**Required work**
Search the listing for the string "relevant" and copy every line that contains it.

**Records supplied**
.....

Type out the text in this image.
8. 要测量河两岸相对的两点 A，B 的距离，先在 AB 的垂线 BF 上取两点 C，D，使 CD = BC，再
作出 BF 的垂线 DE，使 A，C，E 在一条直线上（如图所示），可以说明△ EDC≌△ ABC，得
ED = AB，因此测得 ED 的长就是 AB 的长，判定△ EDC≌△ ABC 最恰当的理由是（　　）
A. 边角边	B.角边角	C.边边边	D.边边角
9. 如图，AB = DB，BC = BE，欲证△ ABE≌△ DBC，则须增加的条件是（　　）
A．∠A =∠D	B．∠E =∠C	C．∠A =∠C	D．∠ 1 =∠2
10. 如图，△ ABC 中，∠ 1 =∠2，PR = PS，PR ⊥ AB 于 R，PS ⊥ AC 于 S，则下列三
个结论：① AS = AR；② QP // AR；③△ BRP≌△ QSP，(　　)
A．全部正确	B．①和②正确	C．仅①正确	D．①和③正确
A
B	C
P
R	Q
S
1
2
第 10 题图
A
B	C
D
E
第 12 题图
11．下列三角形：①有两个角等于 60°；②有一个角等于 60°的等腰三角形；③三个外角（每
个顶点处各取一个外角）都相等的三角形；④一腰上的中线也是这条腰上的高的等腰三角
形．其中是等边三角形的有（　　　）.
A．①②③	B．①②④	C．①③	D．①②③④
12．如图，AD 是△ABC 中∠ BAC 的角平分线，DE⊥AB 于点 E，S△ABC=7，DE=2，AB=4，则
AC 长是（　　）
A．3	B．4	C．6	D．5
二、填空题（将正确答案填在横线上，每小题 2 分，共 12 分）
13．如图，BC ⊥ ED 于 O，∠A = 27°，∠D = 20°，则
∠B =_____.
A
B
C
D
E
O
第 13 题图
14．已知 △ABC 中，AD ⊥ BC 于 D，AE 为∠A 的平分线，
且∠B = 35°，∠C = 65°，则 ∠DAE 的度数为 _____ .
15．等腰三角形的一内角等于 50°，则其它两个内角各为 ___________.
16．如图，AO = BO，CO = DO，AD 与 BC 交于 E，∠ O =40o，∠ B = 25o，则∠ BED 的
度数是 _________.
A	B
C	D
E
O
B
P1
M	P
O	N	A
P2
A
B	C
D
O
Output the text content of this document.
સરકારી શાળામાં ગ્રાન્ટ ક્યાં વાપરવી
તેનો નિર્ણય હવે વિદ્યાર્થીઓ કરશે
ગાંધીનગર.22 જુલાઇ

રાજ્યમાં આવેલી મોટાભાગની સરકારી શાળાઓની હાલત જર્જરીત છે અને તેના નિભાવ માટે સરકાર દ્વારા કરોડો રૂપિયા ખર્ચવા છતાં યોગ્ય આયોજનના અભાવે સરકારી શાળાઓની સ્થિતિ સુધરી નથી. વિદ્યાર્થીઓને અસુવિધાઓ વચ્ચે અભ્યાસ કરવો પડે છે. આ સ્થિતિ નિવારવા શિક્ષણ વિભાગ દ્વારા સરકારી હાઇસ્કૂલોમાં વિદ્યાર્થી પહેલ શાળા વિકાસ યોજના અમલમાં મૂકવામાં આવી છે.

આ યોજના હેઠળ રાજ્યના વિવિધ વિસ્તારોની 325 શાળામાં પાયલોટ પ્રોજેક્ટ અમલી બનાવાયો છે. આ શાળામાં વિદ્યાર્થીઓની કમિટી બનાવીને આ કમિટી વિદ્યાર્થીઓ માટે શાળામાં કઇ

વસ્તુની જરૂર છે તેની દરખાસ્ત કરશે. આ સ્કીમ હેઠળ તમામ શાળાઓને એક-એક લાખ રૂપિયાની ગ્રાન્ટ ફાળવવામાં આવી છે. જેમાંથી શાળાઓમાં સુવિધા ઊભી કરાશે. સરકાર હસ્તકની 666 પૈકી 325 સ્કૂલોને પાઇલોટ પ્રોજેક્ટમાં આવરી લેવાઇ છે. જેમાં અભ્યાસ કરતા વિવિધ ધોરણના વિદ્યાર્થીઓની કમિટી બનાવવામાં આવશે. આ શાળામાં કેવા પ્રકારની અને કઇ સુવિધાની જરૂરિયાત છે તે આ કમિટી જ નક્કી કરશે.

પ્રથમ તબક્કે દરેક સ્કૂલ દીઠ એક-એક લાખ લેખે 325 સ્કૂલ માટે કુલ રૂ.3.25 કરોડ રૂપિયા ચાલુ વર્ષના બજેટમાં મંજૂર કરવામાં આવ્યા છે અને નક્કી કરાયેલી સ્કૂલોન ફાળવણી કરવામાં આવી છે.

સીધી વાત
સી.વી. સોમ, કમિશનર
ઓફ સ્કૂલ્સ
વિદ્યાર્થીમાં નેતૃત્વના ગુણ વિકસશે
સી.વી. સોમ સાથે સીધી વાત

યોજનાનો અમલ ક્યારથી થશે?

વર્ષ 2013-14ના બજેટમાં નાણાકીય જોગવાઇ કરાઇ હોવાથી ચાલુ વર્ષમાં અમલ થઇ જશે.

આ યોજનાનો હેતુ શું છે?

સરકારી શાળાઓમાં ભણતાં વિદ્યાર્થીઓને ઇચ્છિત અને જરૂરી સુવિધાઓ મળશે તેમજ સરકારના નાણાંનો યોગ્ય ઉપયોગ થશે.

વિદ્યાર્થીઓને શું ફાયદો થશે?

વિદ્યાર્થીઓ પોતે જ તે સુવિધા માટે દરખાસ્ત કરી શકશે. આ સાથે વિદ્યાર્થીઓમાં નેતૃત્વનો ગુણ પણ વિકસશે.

.....

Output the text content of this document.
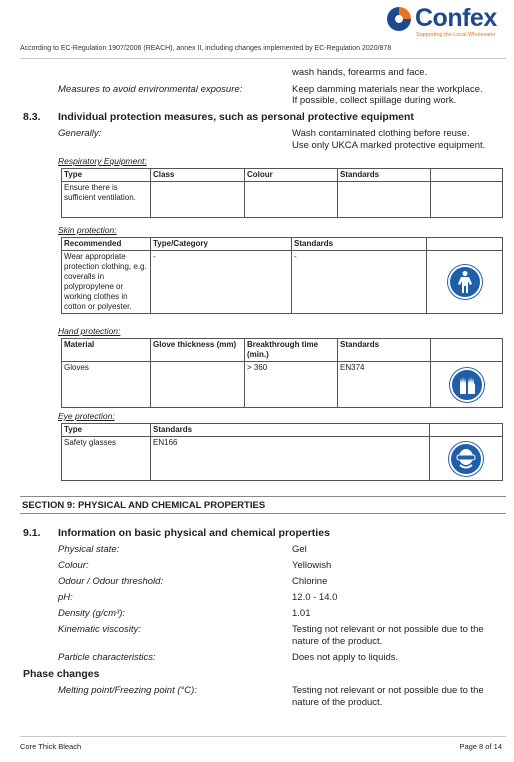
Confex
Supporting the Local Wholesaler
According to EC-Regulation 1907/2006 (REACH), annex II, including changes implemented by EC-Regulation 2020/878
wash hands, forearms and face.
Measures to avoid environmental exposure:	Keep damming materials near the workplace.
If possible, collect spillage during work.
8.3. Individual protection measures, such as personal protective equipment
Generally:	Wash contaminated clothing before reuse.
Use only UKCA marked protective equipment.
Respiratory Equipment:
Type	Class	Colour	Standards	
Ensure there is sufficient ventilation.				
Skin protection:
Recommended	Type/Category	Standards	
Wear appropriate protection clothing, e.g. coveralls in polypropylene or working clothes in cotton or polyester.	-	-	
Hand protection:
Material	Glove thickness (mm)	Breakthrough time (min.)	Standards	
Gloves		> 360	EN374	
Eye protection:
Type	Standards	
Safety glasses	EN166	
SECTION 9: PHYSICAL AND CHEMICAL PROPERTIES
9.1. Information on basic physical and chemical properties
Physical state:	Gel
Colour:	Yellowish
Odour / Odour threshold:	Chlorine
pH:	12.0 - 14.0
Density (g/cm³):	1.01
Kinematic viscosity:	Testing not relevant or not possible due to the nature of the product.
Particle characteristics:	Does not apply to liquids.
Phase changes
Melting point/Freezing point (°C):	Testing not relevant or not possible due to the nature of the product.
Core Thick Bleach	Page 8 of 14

.....

**Exercise response**
Kinematic viscosity:	Testing not relevant or not possible due to the nature of the product.
Melting point/Freezing point (°C):	Testing not relevant or not possible due to the nature of the product.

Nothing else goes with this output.